──────── TEXTE SOURCE
Son collègue Philippe Jehan, président de la FDSEA de Mayenne, n’a pas de mots assez durs pour dénoncer l’inaction des pouvoirs publics. Aux politiques, de droite comme de gauche, il reproche d’avoir multiplié pendant des années des mesures cosmétiques sans jamais oser s’attaquer au fond du problème : l’impuissance des producteurs, livrés à eux-mêmes face à la guerre des prix que se livrent les acteurs de la grande distribution. « Pendant toutes ces années, les gouvernements successifs n’ont fait que mettre des pansements sur des plaies béantes » regrette-t-il. « Ils ont tenté de mettre en place diverses aides publiques qui ne représentaient au final qu’entre 10 et 20% de l’endettement des exploitants agricoles. Mais ils ne sont jamais intervenus sur l’essentiel : une juste répartition des bénéfices entre producteurs, industriels et grande distribution. »
────────────────
(ÉNONCÉ 1)
Comptez, s'il vous plaît, les lignes des entrées contenant la chaîne « chevron », puis indiquez seulement ce nombre.
Le texte et les entrées n'ont aucun lien entre eux.
──────── DONNÉES FOURNIES
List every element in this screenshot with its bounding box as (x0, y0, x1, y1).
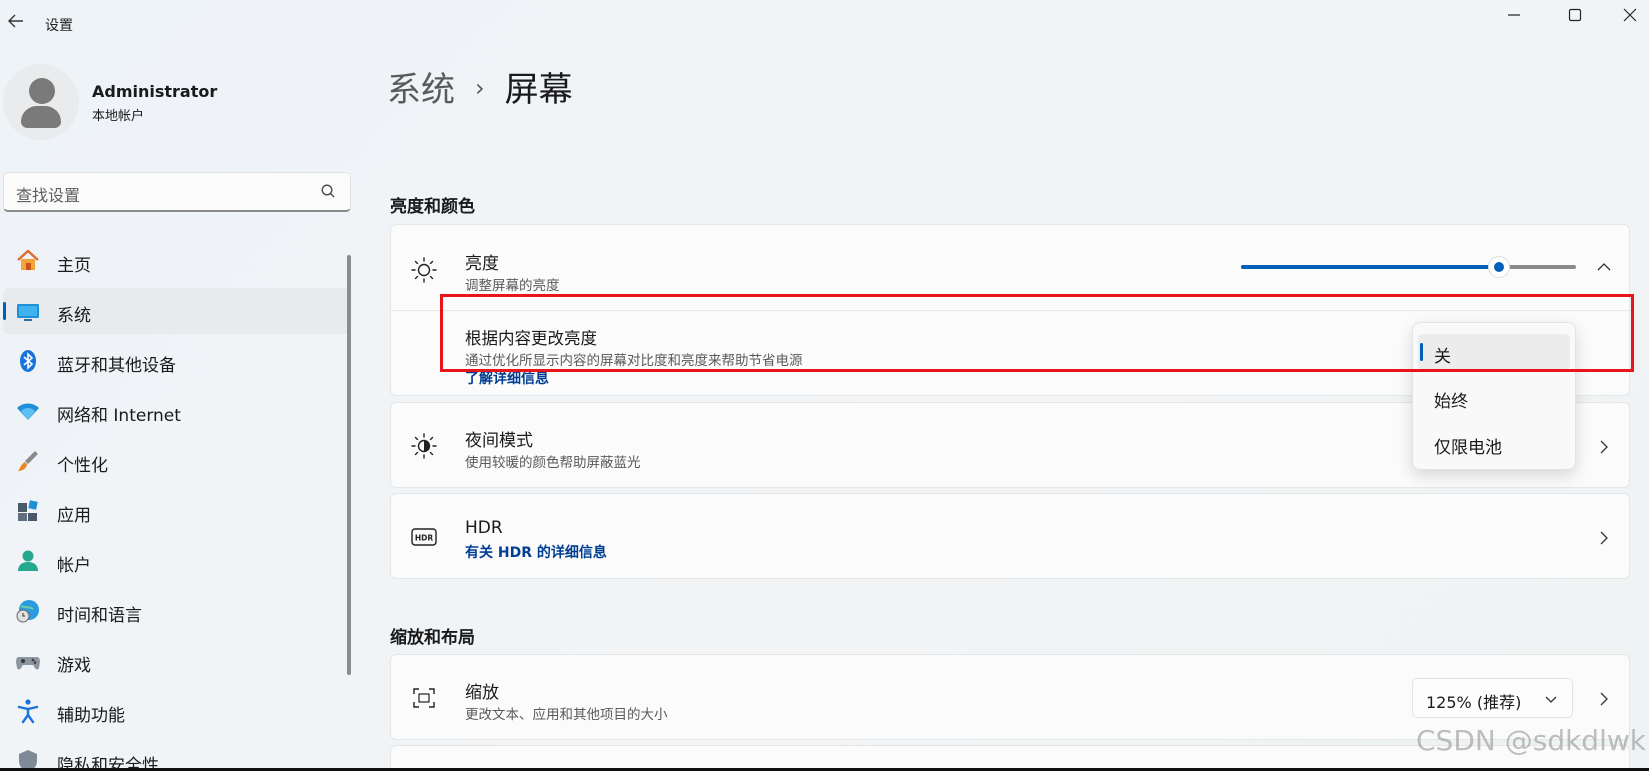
sidebar-item-label: 时间和语言 (57, 606, 142, 626)
scale-title: 缩放 (465, 683, 499, 703)
selection-indicator (3, 302, 6, 320)
app-title: 设置 (45, 18, 73, 34)
minimize-icon[interactable] (1503, 6, 1525, 28)
bluetooth-icon (15, 348, 41, 374)
sidebar-item-accounts[interactable]: 帐户 (3, 538, 351, 584)
chevron-up-icon[interactable] (1597, 259, 1611, 273)
sidebar-item-accessibility[interactable]: 辅助功能 (3, 688, 351, 734)
hdr-info-link[interactable]: 有关 HDR 的详细信息 (465, 542, 607, 562)
sidebar-item-home[interactable]: 主页 (3, 238, 351, 284)
dropdown-option-always[interactable]: 始终 (1418, 379, 1570, 415)
brightness-subtitle: 调整屏幕的亮度 (465, 278, 560, 294)
sidebar-item-bluetooth[interactable]: 蓝牙和其他设备 (3, 338, 351, 384)
sidebar-item-label: 蓝牙和其他设备 (57, 356, 176, 376)
sidebar-item-label: 个性化 (57, 456, 108, 476)
chevron-down-icon (1544, 692, 1558, 706)
home-icon (15, 248, 41, 274)
watermark: CSDN @sdkdlwk (1416, 724, 1646, 757)
scale-select-value: 125% (推荐) (1426, 693, 1522, 712)
sidebar-item-apps[interactable]: 应用 (3, 488, 351, 534)
accessibility-icon (15, 698, 41, 724)
sidebar-item-label: 主页 (57, 256, 91, 276)
night-mode-title: 夜间模式 (465, 431, 533, 451)
sidebar-item-label: 辅助功能 (57, 706, 125, 726)
dropdown-option-label: 仅限电池 (1434, 438, 1502, 458)
scale-icon (409, 683, 439, 713)
sidebar-nav: 主页 系统 蓝牙和其他设备 网络和 Internet 个性化 应用 帐户 时间和… (3, 238, 351, 771)
scale-subtitle: 更改文本、应用和其他项目的大小 (465, 707, 668, 723)
avatar (3, 64, 79, 140)
gamepad-icon (15, 648, 41, 674)
system-display-icon (15, 298, 41, 324)
sidebar-item-privacy[interactable]: 隐私和安全性 (3, 738, 351, 771)
user-name: Administrator (92, 82, 218, 101)
search-icon (320, 183, 336, 199)
scale-select[interactable]: 125% (推荐) (1412, 678, 1573, 718)
hdr-card[interactable]: HDR HDR 有关 HDR 的详细信息 (390, 493, 1630, 579)
brightness-title: 亮度 (465, 254, 499, 274)
chevron-right-icon[interactable] (1597, 530, 1611, 545)
hdr-title: HDR (465, 518, 503, 538)
globe-clock-icon (15, 598, 41, 624)
annotation-highlight-box (440, 294, 1634, 372)
brightness-slider[interactable] (1241, 256, 1576, 278)
sidebar-item-label: 应用 (57, 506, 91, 526)
hdr-icon: HDR (409, 522, 439, 552)
breadcrumb-separator: › (475, 74, 485, 102)
breadcrumb-parent[interactable]: 系统 (387, 70, 455, 110)
dropdown-option-battery-only[interactable]: 仅限电池 (1418, 425, 1570, 461)
user-account-type: 本地帐户 (92, 109, 145, 124)
sidebar-item-label: 系统 (57, 306, 91, 326)
close-icon[interactable] (1619, 6, 1641, 28)
night-mode-subtitle: 使用较暖的颜色帮助屏蔽蓝光 (465, 455, 641, 471)
apps-icon (15, 498, 41, 524)
back-arrow-icon[interactable] (4, 12, 28, 36)
sidebar-item-label: 帐户 (57, 556, 91, 576)
brush-icon (15, 448, 41, 474)
sidebar-item-network[interactable]: 网络和 Internet (3, 388, 351, 434)
sidebar-item-label: 网络和 Internet (57, 406, 181, 426)
sidebar-scrollbar[interactable] (347, 255, 351, 675)
sun-icon (409, 255, 439, 285)
search-placeholder: 查找设置 (16, 186, 81, 205)
sidebar-item-gaming[interactable]: 游戏 (3, 638, 351, 684)
wifi-icon (15, 398, 41, 424)
chevron-right-icon[interactable] (1597, 439, 1611, 454)
page-title: 屏幕 (504, 70, 573, 110)
section-title-brightness-color: 亮度和颜色 (390, 197, 475, 217)
maximize-icon[interactable] (1564, 6, 1586, 28)
search-input[interactable]: 查找设置 (3, 172, 351, 212)
section-title-scale-layout: 缩放和布局 (390, 628, 475, 648)
slider-thumb[interactable] (1487, 256, 1510, 278)
account-icon (15, 548, 41, 574)
title-bar: 设置 (0, 0, 1649, 48)
night-light-icon (409, 431, 439, 461)
slider-fill (1241, 265, 1499, 269)
sidebar-item-time-language[interactable]: 时间和语言 (3, 588, 351, 634)
sidebar-item-personalization[interactable]: 个性化 (3, 438, 351, 484)
sidebar-item-system[interactable]: 系统 (3, 288, 351, 334)
sidebar-item-label: 游戏 (57, 656, 91, 676)
breadcrumb: 系统 › 屏幕 (387, 62, 573, 111)
dropdown-option-label: 始终 (1434, 392, 1468, 412)
chevron-right-icon[interactable] (1597, 691, 1611, 706)
svg-text:HDR: HDR (415, 534, 434, 543)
────────────────
(ÉNONCÉ 2)
Répondez à ces questions d'après le texte :
(a) Quelle fonction occupe Philippe Jehan ?
(b) Quelle part de l'endettement des exploitants agricoles les aides publiques représentaient-elles au final ?
(c) Sur quel point essentiel les gouvernements ne sont-ils jamais intervenus ?

(RÉPONSE COMPLÈTE 1)
5

(RÉPONSE COMPLÈTE 2)
(a) Il est président de la FDSEA de Mayenne.
(b) Entre 10 et 20 % de l'endettement des exploitants agricoles.
(c) Une juste répartition des bénéfices entre producteurs, industriels et grande distribution.